Exercise objective — Gather up every line that includes the string "format".

#### Records ####

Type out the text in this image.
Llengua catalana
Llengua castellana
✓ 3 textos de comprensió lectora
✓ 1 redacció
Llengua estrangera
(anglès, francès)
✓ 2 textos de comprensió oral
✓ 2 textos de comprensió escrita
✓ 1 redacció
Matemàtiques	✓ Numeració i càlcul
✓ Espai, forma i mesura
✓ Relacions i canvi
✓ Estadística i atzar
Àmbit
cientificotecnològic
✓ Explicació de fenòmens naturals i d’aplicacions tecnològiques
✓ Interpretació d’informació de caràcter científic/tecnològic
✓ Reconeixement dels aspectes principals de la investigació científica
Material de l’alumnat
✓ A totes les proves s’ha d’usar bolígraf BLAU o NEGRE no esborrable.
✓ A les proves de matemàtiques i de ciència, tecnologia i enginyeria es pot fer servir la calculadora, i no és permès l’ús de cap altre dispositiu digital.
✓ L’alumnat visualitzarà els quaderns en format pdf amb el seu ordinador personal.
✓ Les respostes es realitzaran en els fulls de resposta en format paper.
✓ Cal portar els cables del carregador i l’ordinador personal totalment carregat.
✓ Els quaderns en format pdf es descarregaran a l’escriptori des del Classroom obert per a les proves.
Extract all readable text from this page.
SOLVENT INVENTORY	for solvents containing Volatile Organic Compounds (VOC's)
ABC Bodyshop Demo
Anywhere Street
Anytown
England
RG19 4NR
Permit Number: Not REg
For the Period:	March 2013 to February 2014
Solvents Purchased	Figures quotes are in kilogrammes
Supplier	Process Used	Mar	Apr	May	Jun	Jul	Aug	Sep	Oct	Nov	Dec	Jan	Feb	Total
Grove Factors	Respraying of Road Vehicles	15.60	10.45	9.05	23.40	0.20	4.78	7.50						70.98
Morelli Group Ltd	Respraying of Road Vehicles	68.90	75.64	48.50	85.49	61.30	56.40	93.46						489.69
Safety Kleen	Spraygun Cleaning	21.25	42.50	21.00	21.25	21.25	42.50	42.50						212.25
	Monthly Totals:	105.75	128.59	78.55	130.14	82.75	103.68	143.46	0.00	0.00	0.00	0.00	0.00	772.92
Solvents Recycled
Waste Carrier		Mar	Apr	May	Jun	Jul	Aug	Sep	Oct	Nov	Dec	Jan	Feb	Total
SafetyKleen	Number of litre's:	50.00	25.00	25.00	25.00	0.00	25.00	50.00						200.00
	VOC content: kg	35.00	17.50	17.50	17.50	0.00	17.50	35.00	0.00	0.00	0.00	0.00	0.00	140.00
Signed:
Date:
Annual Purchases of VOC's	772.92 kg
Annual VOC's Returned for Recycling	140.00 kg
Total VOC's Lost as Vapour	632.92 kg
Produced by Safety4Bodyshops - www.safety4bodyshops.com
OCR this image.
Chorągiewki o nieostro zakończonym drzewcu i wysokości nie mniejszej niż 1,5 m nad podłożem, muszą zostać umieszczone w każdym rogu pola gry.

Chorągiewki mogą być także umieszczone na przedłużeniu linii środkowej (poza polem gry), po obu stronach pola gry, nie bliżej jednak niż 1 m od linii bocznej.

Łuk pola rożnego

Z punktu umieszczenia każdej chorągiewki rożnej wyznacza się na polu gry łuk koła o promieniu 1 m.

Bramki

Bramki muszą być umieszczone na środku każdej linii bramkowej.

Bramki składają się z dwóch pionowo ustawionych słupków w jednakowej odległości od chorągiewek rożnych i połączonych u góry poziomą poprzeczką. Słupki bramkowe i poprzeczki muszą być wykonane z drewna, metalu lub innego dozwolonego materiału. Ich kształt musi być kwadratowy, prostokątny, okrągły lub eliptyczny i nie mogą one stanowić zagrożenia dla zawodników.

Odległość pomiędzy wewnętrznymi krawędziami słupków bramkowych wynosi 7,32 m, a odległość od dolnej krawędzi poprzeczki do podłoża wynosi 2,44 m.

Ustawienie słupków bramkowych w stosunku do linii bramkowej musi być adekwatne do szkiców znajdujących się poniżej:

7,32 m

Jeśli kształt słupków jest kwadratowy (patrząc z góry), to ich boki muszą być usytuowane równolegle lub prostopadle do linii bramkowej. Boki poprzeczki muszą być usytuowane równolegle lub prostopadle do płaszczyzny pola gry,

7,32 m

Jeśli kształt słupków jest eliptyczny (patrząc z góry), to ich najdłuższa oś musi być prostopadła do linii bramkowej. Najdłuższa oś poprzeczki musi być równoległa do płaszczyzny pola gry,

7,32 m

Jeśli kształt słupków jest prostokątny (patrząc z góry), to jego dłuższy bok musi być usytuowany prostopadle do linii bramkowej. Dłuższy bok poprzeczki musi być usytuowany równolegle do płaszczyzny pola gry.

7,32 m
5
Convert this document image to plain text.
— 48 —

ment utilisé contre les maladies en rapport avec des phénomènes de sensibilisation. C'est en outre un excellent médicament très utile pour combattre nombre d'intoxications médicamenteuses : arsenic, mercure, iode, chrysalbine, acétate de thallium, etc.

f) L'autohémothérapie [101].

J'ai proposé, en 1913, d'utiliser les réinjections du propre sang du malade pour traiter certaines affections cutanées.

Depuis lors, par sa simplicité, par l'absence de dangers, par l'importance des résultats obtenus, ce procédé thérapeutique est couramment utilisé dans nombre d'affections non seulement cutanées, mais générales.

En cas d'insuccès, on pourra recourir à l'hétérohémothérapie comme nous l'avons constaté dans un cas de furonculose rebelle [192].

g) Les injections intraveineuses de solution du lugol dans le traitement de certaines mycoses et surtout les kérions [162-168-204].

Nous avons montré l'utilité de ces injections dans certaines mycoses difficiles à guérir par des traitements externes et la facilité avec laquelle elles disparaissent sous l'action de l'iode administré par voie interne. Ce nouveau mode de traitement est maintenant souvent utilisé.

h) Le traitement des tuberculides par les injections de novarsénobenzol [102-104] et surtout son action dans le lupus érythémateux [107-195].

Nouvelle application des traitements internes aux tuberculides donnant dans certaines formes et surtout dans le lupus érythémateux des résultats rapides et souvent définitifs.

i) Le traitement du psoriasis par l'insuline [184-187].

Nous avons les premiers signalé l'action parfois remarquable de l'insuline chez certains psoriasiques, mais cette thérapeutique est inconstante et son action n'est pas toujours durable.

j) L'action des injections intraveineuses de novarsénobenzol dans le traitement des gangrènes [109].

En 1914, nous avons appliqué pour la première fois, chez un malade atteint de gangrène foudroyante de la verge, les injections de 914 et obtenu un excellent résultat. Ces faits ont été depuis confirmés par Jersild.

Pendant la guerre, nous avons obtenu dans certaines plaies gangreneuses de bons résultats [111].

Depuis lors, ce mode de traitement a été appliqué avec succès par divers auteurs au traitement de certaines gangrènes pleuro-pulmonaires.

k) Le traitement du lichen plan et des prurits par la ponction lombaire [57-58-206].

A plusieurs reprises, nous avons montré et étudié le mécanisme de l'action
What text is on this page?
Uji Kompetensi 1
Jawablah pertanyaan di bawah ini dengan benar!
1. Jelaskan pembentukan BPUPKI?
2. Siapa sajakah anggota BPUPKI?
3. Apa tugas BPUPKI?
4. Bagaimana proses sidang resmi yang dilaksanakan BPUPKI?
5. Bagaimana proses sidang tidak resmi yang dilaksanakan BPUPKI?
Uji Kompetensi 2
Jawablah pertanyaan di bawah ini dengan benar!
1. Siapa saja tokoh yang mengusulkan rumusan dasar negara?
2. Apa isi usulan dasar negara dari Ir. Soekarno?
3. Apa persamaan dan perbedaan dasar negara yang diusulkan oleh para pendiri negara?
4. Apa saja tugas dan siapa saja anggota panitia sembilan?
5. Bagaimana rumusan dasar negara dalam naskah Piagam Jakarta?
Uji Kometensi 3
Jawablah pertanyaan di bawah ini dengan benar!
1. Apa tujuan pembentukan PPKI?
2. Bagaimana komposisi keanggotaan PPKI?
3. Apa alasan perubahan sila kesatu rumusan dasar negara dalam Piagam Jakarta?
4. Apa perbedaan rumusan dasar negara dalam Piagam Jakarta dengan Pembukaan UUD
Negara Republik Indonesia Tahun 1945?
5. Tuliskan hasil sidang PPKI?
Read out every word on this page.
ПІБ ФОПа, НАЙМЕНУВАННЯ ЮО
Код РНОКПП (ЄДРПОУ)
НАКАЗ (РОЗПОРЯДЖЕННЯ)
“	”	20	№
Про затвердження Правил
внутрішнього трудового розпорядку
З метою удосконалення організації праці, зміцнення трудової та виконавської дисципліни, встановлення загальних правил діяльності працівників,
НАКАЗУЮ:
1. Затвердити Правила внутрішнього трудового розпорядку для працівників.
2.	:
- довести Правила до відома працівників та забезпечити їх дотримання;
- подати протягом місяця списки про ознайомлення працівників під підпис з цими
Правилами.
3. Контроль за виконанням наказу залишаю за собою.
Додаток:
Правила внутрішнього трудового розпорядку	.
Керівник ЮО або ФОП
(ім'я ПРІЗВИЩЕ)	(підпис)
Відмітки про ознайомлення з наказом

####

Solution for this problem —
✓ L’alumnat visualitzarà els quaderns en format pdf amb el seu ordinador personal.
✓ Les respostes es realitzaran en els fulls de resposta en format paper.
✓ Els quaderns en format pdf es descarregaran a l’escriptori des del Classroom obert per a les proves.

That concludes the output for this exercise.